● **PROBLEM REQUIREMENTS**
Every record should be written out exactly, with the pictures left out.

● **EXERCISE INPUTS**
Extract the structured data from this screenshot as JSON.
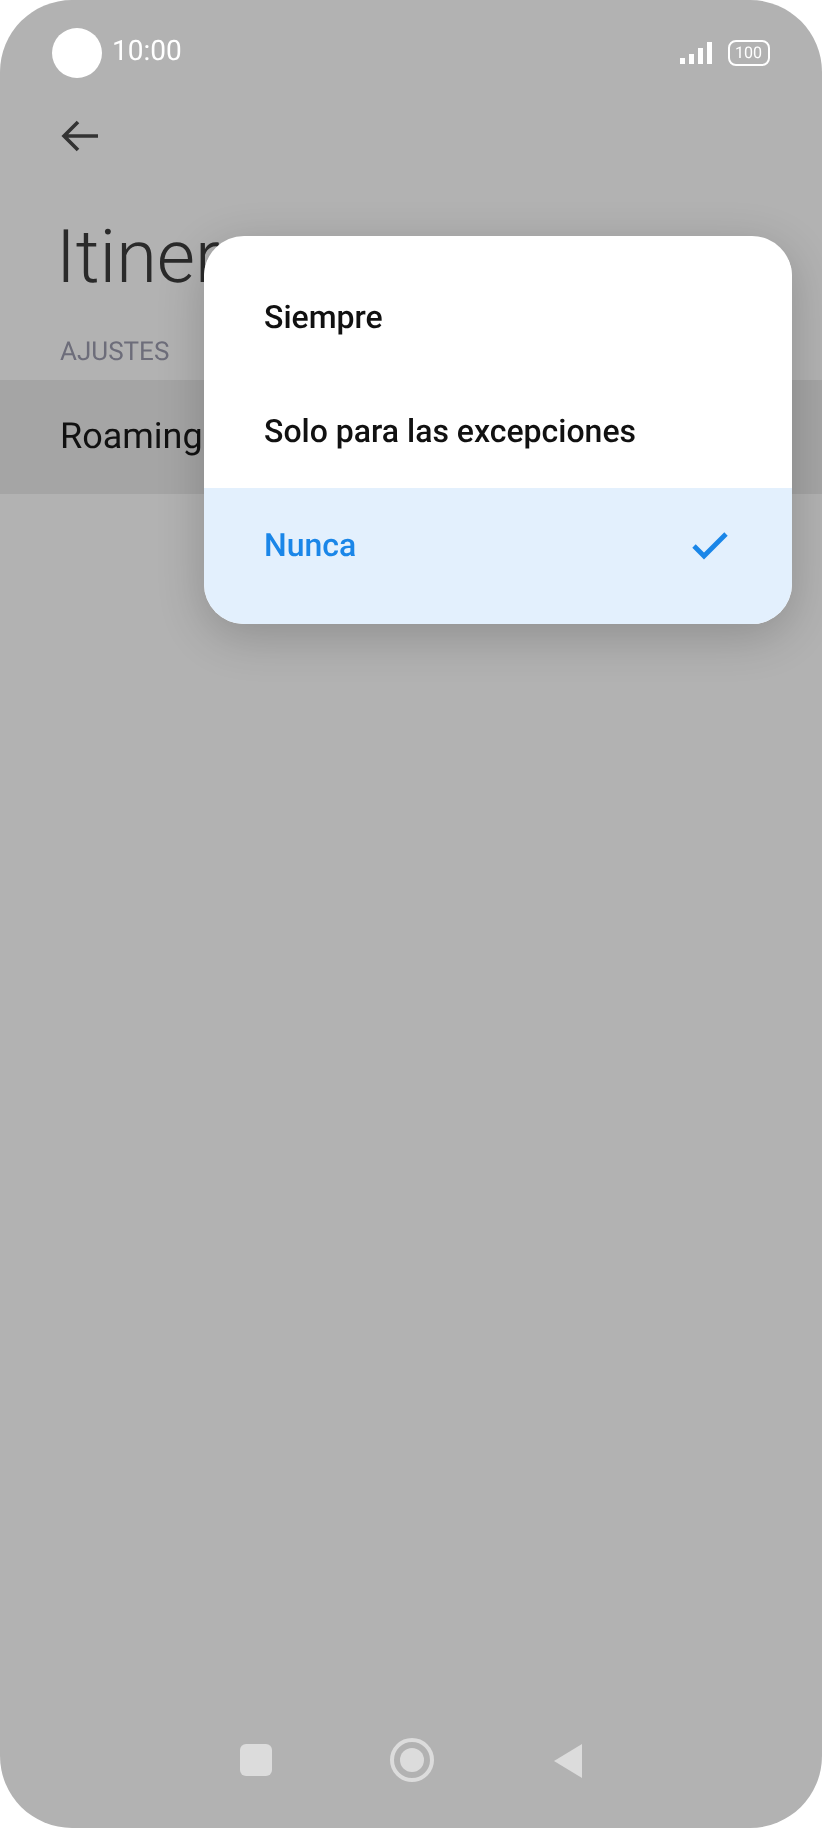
{
  "status_bar": {
    "time": "10:00",
    "battery": "100"
  },
  "page": {
    "title": "Itiner",
    "section": "AJUSTES",
    "rows": [
      {
        "label": "Roaming"
      }
    ]
  },
  "menu": {
    "options": [
      {
        "label": "Siempre",
        "selected": false
      },
      {
        "label": "Solo para las excepciones",
        "selected": false
      },
      {
        "label": "Nunca",
        "selected": true
      }
    ]
  }
}
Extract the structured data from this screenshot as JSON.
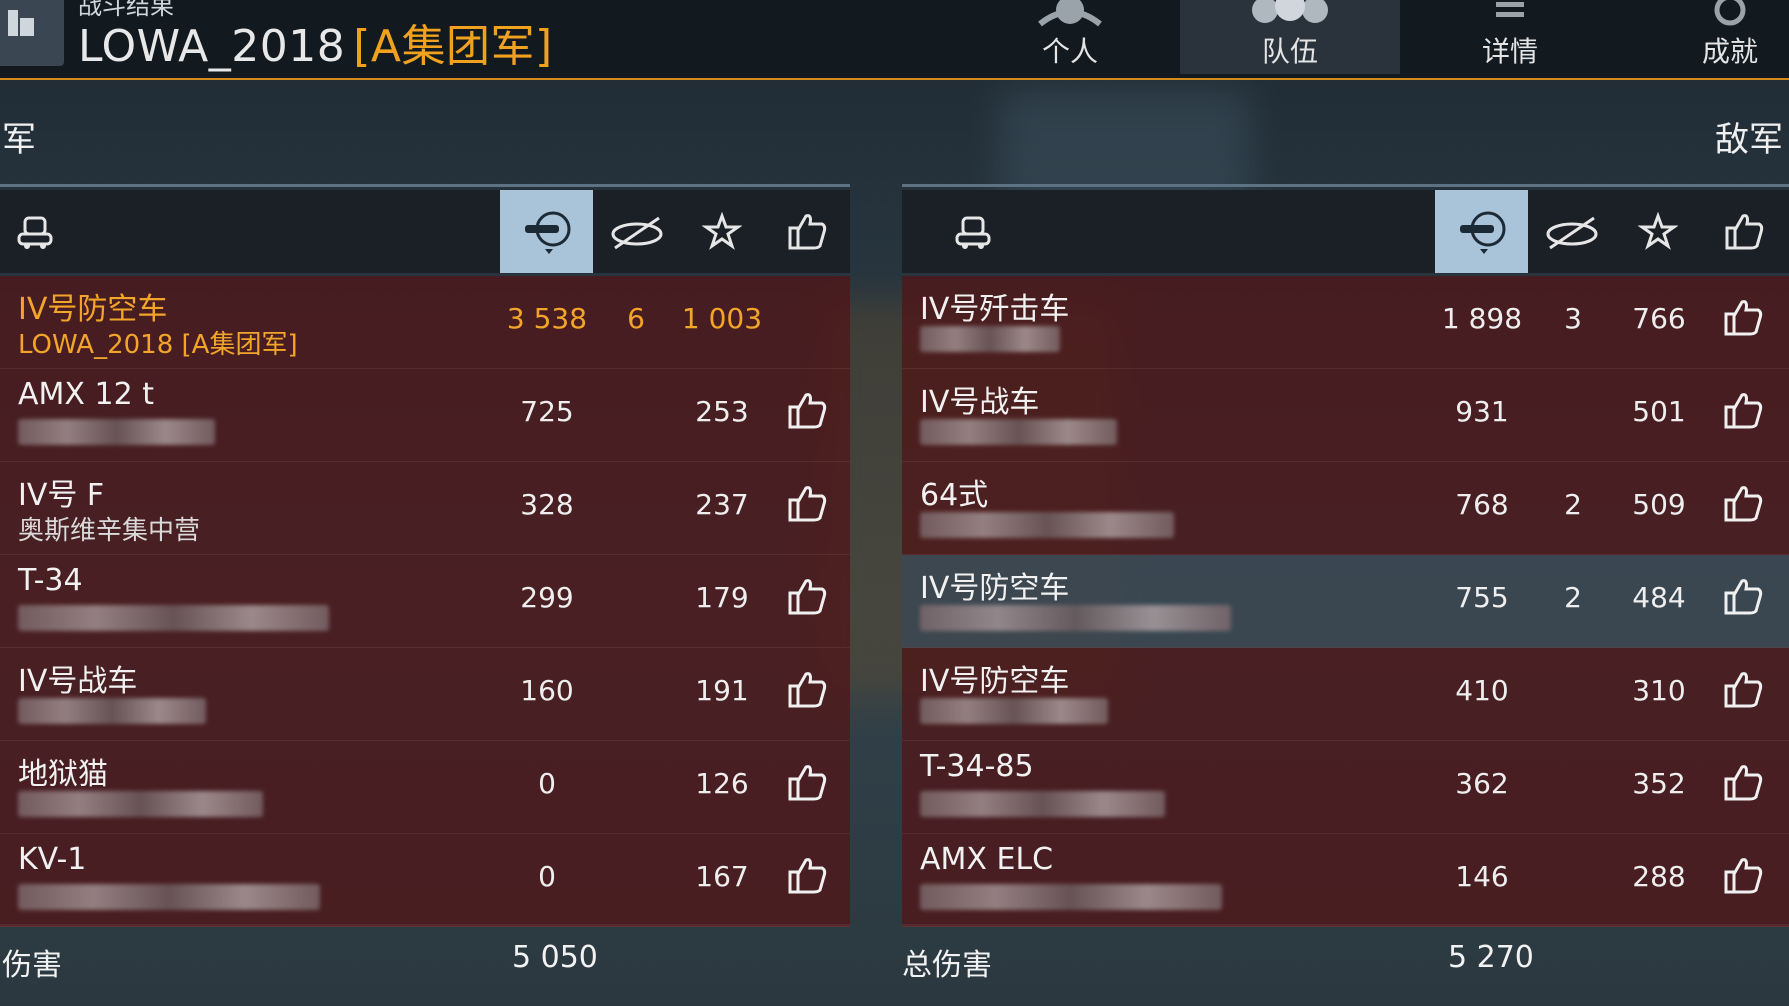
{
  "header": {
    "subtitle": "战斗结果",
    "player": "LOWA_2018",
    "clan": "[A集团军]",
    "tabs": [
      {
        "label": "个人",
        "icon": "soldier-icon"
      },
      {
        "label": "队伍",
        "icon": "team-icon"
      },
      {
        "label": "详情",
        "icon": "details-icon"
      },
      {
        "label": "成就",
        "icon": "medal-icon"
      }
    ],
    "active_tab": 1
  },
  "allies": {
    "title": "军",
    "columns": [
      "tank-icon",
      "damage-icon",
      "kills-icon",
      "exp-icon",
      "like-icon"
    ],
    "rows": [
      {
        "name": "IV号防空车",
        "sub": "LOWA_2018 [A集团军]",
        "damage": "3 538",
        "kills": "6",
        "exp": "1 003",
        "like": false,
        "me": true
      },
      {
        "name": "AMX 12 t",
        "sub": "",
        "damage": "725",
        "kills": "",
        "exp": "253",
        "like": true
      },
      {
        "name": "IV号 F",
        "sub": "奥斯维辛集中营",
        "damage": "328",
        "kills": "",
        "exp": "237",
        "like": true
      },
      {
        "name": "T-34",
        "sub": "",
        "damage": "299",
        "kills": "",
        "exp": "179",
        "like": true
      },
      {
        "name": "IV号战车",
        "sub": "",
        "damage": "160",
        "kills": "",
        "exp": "191",
        "like": true
      },
      {
        "name": "地狱猫",
        "sub": "",
        "damage": "0",
        "kills": "",
        "exp": "126",
        "like": true
      },
      {
        "name": "KV-1",
        "sub": "",
        "damage": "0",
        "kills": "",
        "exp": "167",
        "like": true
      }
    ],
    "total_label": "伤害",
    "total": "5 050"
  },
  "enemies": {
    "title": "敌军",
    "rows": [
      {
        "name": "IV号歼击车",
        "sub": "",
        "damage": "1 898",
        "kills": "3",
        "exp": "766",
        "like": true
      },
      {
        "name": "IV号战车",
        "sub": "",
        "damage": "931",
        "kills": "",
        "exp": "501",
        "like": true
      },
      {
        "name": "64式",
        "sub": "",
        "damage": "768",
        "kills": "2",
        "exp": "509",
        "like": true
      },
      {
        "name": "IV号防空车",
        "sub": "",
        "damage": "755",
        "kills": "2",
        "exp": "484",
        "like": true,
        "hl": true
      },
      {
        "name": "IV号防空车",
        "sub": "",
        "damage": "410",
        "kills": "",
        "exp": "310",
        "like": true
      },
      {
        "name": "T-34-85",
        "sub": "",
        "damage": "362",
        "kills": "",
        "exp": "352",
        "like": true
      },
      {
        "name": "AMX ELC",
        "sub": "",
        "damage": "146",
        "kills": "",
        "exp": "288",
        "like": true
      }
    ],
    "total_label": "总伤害",
    "total": "5 270"
  },
  "colors": {
    "accent": "#f0a21e",
    "row_red": "#501618",
    "selected_col": "#a9c3d8"
  }
}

● **EXERCISE SOLUTION**
Extract the structured data from this screenshot as JSON.
{
  "status_bar": {
    "time": "10:00",
    "battery": "100"
  },
  "page": {
    "title": "Itiner",
    "section": "AJUSTES",
    "rows": [
      {
        "label": "Roaming"
      }
    ]
  },
  "menu": {
    "options": [
      {
        "label": "Siempre",
        "selected": false
      },
      {
        "label": "Solo para las excepciones",
        "selected": false
      },
      {
        "label": "Nunca",
        "selected": true
      }
    ]
  }
}
Extract the structured data from this screenshot as JSON.
{
  "header": {
    "subtitle": "战斗结果",
    "player": "LOWA_2018",
    "clan": "[A集团军]",
    "tabs": [
      {
        "label": "个人",
        "icon": "soldier-icon"
      },
      {
        "label": "队伍",
        "icon": "team-icon"
      },
      {
        "label": "详情",
        "icon": "details-icon"
      },
      {
        "label": "成就",
        "icon": "medal-icon"
      }
    ],
    "active_tab": 1
  },
  "allies": {
    "title": "军",
    "columns": [
      "tank-icon",
      "damage-icon",
      "kills-icon",
      "exp-icon",
      "like-icon"
    ],
    "rows": [
      {
        "name": "IV号防空车",
        "sub": "LOWA_2018 [A集团军]",
        "damage": "3 538",
        "kills": "6",
        "exp": "1 003",
        "like": false,
        "me": true
      },
      {
        "name": "AMX 12 t",
        "sub": "",
        "damage": "725",
        "kills": "",
        "exp": "253",
        "like": true
      },
      {
        "name": "IV号 F",
        "sub": "奥斯维辛集中营",
        "damage": "328",
        "kills": "",
        "exp": "237",
        "like": true
      },
      {
        "name": "T-34",
        "sub": "",
        "damage": "299",
        "kills": "",
        "exp": "179",
        "like": true
      },
      {
        "name": "IV号战车",
        "sub": "",
        "damage": "160",
        "kills": "",
        "exp": "191",
        "like": true
      },
      {
        "name": "地狱猫",
        "sub": "",
        "damage": "0",
        "kills": "",
        "exp": "126",
        "like": true
      },
      {
        "name": "KV-1",
        "sub": "",
        "damage": "0",
        "kills": "",
        "exp": "167",
        "like": true
      }
    ],
    "total_label": "伤害",
    "total": "5 050"
  },
  "enemies": {
    "title": "敌军",
    "rows": [
      {
        "name": "IV号歼击车",
        "sub": "",
        "damage": "1 898",
        "kills": "3",
        "exp": "766",
        "like": true
      },
      {
        "name": "IV号战车",
        "sub": "",
        "damage": "931",
        "kills": "",
        "exp": "501",
        "like": true
      },
      {
        "name": "64式",
        "sub": "",
        "damage": "768",
        "kills": "2",
        "exp": "509",
        "like": true
      },
      {
        "name": "IV号防空车",
        "sub": "",
        "damage": "755",
        "kills": "2",
        "exp": "484",
        "like": true,
        "hl": true
      },
      {
        "name": "IV号防空车",
        "sub": "",
        "damage": "410",
        "kills": "",
        "exp": "310",
        "like": true
      },
      {
        "name": "T-34-85",
        "sub": "",
        "damage": "362",
        "kills": "",
        "exp": "352",
        "like": true
      },
      {
        "name": "AMX ELC",
        "sub": "",
        "damage": "146",
        "kills": "",
        "exp": "288",
        "like": true
      }
    ],
    "total_label": "总伤害",
    "total": "5 270"
  },
  "colors": {
    "accent": "#f0a21e",
    "row_red": "#501618",
    "selected_col": "#a9c3d8"
  }
}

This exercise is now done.